- [Provided data]
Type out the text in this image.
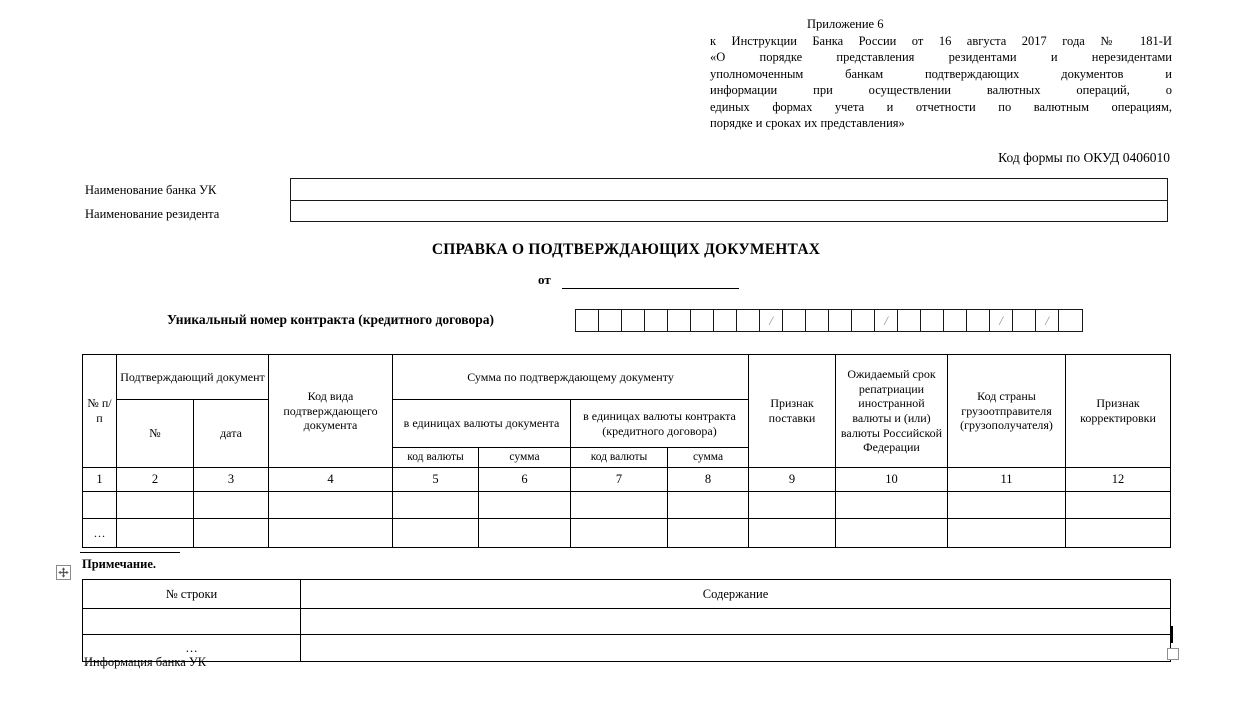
Приложение 6
к Инструкции Банка России от 16 августа 2017 года № 181-И
«О порядке представления резидентами и нерезидентами
уполномоченным банкам подтверждающих документов и
информации при осуществлении валютных операций, о
единых формах учета и отчетности по валютным операциям,
порядке и сроках их представления»
Код формы по ОКУД 0406010
Наименование банка УК
Наименование резидента
СПРАВКА О ПОДТВЕРЖДАЮЩИХ ДОКУМЕНТАХ
от
Уникальный номер контракта (кредитного договора)	/	/	/	/
№ п/п	Подтверждающий документ		Код вида подтверждающего документа	Сумма по подтверждающему документу				Признак поставки	Ожидаемый срок репатриации иностранной валюты и (или) валюты Российской Федерации	Код страны грузоотправителя (грузополучателя)	Признак корректировки
	№	дата		в единицах валюты документа		в единицах валюты контракта (кредитного договора)					
				код валюты	сумма	код валюты	сумма				
1	2	3	4	5	6	7	8	9	10	11	12

…											
Примечание.
№ строки	Содержание

…	
Информация банка УК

- [Given exercise]
Please set down each line of the data above exactly as written, without the pictures.

- [Correct response]
Type out the text in this image.
Приложение 6
к Инструкции Банка России от 16 августа 2017 года № 181-И
«О порядке представления резидентами и нерезидентами
уполномоченным банкам подтверждающих документов и
информации при осуществлении валютных операций, о
единых формах учета и отчетности по валютным операциям,
порядке и сроках их представления»
Код формы по ОКУД 0406010
Наименование банка УК
Наименование резидента
СПРАВКА О ПОДТВЕРЖДАЮЩИХ ДОКУМЕНТАХ
от
Уникальный номер контракта (кредитного договора)	/	/	/	/
№ п/п	Подтверждающий документ		Код вида подтверждающего документа	Сумма по подтверждающему документу				Признак поставки	Ожидаемый срок репатриации иностранной валюты и (или) валюты Российской Федерации	Код страны грузоотправителя (грузополучателя)	Признак корректировки
	№	дата		в единицах валюты документа		в единицах валюты контракта (кредитного договора)					
				код валюты	сумма	код валюты	сумма				
1	2	3	4	5	6	7	8	9	10	11	12

…											
Примечание.
№ строки	Содержание

…	
Информация банка УК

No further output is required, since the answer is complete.